▸ What the exercise asks
Extract, from the listing that follows, each line containing the word "pipeline".

────────────────────

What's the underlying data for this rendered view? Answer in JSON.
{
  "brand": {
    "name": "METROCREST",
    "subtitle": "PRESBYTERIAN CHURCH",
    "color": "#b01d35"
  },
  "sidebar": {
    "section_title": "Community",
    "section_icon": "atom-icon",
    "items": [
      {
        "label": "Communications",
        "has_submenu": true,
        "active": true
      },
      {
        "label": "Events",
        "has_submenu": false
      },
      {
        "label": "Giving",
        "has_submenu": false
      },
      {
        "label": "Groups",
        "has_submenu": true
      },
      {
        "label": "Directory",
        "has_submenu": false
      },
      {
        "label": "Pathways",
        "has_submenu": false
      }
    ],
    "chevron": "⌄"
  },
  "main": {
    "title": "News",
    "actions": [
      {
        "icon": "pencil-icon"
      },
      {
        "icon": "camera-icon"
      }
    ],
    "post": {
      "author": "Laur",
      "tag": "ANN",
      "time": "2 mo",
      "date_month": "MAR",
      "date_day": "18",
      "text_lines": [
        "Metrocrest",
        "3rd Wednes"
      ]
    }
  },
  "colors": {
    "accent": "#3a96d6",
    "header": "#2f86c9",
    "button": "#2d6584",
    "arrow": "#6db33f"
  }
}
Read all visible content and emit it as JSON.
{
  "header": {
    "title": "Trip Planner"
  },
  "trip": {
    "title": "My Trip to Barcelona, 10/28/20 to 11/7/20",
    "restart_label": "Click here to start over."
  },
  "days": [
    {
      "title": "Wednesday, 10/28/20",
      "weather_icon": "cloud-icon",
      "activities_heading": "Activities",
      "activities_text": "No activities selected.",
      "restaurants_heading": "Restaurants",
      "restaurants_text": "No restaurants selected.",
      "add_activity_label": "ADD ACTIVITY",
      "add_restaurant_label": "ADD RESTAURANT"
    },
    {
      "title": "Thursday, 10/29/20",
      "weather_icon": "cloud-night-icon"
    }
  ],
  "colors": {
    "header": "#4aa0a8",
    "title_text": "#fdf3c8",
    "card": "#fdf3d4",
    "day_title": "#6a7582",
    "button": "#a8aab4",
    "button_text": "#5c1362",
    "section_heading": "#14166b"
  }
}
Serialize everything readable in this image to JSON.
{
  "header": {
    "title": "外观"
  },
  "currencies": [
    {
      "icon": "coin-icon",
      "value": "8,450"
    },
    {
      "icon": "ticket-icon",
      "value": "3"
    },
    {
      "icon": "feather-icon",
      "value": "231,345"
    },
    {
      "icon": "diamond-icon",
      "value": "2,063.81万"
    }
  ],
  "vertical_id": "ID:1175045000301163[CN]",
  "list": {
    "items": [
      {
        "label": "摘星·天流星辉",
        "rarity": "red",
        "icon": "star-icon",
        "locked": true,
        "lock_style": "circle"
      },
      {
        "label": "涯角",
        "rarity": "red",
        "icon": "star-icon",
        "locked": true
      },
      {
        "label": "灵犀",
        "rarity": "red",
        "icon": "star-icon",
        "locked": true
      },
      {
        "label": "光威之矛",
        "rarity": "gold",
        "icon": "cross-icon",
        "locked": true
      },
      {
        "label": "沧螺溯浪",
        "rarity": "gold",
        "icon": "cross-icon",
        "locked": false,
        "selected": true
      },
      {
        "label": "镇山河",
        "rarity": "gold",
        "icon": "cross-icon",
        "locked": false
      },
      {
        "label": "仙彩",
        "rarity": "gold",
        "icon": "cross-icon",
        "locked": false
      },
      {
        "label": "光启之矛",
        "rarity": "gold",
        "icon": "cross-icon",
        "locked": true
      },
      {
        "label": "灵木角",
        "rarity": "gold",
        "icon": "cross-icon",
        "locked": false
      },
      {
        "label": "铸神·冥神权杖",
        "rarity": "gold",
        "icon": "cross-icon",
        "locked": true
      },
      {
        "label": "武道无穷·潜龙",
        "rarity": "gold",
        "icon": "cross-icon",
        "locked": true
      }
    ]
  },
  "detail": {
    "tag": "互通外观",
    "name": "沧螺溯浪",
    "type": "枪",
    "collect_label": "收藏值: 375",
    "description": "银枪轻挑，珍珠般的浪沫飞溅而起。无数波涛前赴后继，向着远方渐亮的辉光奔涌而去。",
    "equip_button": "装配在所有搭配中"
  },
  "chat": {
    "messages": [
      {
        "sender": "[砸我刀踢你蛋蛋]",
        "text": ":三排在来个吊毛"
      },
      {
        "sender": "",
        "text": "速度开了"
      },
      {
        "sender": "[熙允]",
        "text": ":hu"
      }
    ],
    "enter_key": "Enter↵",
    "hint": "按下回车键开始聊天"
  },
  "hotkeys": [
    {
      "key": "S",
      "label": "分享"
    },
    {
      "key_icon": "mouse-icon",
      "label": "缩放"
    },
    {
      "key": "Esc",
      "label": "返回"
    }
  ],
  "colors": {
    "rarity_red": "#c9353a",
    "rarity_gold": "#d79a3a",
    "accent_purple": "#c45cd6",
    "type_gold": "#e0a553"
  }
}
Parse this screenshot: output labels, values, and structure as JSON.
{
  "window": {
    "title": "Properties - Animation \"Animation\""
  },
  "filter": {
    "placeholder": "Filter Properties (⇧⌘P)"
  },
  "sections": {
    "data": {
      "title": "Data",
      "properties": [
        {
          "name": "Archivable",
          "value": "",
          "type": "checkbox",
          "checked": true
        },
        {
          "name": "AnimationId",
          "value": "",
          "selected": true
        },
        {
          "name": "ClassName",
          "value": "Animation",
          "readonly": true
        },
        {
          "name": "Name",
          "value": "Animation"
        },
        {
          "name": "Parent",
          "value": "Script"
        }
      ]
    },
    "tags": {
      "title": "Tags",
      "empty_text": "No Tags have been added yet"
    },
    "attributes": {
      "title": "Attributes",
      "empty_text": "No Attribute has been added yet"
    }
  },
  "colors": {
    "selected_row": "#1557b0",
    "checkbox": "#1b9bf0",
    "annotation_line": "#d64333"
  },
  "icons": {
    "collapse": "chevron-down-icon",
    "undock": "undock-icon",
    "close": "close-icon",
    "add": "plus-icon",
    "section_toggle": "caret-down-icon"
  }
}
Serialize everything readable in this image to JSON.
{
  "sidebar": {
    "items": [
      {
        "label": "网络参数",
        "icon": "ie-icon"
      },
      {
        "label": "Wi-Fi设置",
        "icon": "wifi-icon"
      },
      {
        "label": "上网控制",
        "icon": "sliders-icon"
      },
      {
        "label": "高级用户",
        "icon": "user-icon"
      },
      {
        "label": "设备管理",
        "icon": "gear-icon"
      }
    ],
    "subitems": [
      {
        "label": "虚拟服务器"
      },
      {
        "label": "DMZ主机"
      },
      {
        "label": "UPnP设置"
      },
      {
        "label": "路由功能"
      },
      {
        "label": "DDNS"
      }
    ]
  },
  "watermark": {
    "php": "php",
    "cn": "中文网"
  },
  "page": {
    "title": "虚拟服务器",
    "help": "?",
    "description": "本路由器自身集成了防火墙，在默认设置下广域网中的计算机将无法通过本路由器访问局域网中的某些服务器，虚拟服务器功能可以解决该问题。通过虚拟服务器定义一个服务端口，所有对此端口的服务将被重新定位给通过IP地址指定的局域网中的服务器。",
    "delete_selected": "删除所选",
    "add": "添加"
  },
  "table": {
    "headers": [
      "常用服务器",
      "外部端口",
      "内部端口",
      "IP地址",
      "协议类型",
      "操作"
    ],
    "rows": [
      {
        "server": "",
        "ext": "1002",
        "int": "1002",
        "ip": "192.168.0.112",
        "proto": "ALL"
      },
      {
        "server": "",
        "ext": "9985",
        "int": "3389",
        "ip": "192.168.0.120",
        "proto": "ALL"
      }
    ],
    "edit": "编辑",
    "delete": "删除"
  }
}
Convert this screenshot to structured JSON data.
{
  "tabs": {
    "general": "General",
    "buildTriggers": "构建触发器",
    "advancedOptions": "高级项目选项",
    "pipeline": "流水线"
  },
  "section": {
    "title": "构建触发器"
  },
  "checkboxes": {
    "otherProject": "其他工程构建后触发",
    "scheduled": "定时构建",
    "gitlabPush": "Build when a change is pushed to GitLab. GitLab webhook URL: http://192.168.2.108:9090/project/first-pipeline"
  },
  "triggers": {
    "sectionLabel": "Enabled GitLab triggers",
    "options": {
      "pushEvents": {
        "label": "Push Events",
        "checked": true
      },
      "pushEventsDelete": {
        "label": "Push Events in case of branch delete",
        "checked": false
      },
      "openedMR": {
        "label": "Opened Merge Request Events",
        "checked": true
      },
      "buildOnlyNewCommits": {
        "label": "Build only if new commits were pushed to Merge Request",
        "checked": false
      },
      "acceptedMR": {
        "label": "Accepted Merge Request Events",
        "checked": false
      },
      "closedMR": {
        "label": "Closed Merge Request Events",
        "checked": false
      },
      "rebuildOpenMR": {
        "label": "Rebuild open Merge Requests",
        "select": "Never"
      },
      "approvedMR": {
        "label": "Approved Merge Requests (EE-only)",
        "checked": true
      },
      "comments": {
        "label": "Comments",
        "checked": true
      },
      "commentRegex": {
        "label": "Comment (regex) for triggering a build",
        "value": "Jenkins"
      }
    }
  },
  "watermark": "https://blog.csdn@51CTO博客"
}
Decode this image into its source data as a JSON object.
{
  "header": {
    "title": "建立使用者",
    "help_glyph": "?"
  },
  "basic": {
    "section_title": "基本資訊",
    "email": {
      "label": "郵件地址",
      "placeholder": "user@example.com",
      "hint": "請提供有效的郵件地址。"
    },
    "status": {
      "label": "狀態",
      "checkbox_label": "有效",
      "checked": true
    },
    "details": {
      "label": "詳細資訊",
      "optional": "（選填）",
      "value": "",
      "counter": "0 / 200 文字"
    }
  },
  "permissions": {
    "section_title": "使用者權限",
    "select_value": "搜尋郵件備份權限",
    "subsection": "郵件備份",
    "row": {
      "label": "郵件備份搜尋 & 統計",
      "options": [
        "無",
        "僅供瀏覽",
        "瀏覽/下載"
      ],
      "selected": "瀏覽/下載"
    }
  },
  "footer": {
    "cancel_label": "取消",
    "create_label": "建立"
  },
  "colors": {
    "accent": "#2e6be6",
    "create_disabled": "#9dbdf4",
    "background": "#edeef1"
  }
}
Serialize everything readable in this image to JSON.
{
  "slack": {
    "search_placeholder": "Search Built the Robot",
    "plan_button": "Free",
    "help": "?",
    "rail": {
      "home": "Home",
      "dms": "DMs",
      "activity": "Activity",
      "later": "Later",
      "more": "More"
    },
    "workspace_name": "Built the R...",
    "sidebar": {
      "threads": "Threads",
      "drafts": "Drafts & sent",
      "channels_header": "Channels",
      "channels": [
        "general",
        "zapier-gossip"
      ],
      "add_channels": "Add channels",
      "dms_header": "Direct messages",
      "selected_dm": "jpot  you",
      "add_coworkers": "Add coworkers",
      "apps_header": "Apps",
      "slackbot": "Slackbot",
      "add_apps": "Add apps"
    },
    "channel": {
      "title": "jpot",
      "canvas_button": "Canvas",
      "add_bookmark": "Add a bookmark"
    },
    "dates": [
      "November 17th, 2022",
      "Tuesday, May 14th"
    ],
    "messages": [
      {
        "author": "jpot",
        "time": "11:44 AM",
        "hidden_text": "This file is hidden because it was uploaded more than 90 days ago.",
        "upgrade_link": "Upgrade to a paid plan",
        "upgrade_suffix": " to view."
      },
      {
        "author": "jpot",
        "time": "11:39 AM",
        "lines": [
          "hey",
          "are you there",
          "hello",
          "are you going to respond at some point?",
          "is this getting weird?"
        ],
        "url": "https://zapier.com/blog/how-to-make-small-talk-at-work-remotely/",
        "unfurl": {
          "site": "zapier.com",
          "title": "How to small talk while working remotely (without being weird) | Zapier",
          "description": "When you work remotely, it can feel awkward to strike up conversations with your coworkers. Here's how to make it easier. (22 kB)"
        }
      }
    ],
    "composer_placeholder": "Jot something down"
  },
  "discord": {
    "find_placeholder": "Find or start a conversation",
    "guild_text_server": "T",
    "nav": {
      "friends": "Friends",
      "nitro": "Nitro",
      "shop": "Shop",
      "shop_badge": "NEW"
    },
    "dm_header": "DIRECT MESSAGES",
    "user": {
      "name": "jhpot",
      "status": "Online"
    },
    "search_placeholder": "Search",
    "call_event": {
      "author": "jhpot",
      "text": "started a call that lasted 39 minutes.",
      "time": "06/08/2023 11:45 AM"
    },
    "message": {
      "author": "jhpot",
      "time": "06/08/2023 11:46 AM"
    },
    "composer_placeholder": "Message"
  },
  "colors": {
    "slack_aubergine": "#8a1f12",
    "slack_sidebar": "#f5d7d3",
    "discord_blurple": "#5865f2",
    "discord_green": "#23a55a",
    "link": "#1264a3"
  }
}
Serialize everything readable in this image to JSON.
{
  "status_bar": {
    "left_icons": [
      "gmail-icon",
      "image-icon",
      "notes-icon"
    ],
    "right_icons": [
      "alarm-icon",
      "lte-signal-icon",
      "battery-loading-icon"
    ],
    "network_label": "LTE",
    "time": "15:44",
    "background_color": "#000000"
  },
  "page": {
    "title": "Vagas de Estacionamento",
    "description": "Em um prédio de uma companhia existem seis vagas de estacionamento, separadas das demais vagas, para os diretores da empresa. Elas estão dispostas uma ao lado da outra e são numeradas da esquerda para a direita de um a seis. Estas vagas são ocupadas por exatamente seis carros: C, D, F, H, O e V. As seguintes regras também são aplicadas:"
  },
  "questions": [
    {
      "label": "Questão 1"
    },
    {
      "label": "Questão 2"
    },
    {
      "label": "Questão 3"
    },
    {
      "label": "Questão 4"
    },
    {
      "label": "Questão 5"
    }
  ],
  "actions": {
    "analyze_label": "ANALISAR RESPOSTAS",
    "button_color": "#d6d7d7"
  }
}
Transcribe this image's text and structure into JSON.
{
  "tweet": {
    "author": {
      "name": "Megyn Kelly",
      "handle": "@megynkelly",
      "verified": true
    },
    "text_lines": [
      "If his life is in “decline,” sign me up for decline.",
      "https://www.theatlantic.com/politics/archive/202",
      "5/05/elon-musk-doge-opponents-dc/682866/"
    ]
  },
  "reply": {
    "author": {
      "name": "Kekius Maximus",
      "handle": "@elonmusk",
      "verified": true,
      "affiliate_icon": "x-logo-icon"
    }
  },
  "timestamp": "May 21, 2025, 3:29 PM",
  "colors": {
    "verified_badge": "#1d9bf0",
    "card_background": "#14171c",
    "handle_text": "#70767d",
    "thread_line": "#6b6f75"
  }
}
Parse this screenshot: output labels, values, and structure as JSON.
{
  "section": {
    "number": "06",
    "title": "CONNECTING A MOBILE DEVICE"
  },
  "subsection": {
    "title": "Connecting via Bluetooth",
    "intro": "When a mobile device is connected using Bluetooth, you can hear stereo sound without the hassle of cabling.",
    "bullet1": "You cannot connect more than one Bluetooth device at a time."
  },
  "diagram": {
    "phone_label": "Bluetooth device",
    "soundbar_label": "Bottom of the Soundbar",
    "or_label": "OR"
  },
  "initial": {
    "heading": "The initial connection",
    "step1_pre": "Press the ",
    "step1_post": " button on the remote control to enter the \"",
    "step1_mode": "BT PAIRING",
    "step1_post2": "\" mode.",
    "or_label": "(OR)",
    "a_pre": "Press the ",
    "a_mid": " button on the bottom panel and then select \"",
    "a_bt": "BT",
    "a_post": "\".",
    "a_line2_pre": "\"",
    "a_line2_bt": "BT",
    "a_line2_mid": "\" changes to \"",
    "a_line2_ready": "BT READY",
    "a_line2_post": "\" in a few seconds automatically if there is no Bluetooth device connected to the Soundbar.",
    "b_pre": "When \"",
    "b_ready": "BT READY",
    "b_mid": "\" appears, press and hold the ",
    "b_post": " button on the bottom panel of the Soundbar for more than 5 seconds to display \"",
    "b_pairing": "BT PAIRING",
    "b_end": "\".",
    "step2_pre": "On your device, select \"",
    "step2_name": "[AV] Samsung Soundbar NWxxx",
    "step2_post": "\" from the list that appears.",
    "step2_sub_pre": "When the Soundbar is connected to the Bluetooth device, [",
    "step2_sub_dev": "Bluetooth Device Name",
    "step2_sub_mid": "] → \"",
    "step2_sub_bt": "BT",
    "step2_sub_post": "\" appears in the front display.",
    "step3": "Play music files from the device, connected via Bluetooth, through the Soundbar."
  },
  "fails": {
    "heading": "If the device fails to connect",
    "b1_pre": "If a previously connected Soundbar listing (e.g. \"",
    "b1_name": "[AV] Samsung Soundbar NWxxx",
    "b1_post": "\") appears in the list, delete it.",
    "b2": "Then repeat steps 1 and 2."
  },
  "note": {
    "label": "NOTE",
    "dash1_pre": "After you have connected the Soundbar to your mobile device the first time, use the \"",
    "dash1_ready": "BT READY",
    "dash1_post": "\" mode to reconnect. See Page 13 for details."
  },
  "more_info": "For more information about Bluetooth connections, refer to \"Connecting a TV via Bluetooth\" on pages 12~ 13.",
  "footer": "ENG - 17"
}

────────────────────

▸ Reply
    "pipeline": "流水线"
    "gitlabPush": "Build when a change is pushed to GitLab. GitLab webhook URL: http://192.168.2.108:9090/project/first-pipeline"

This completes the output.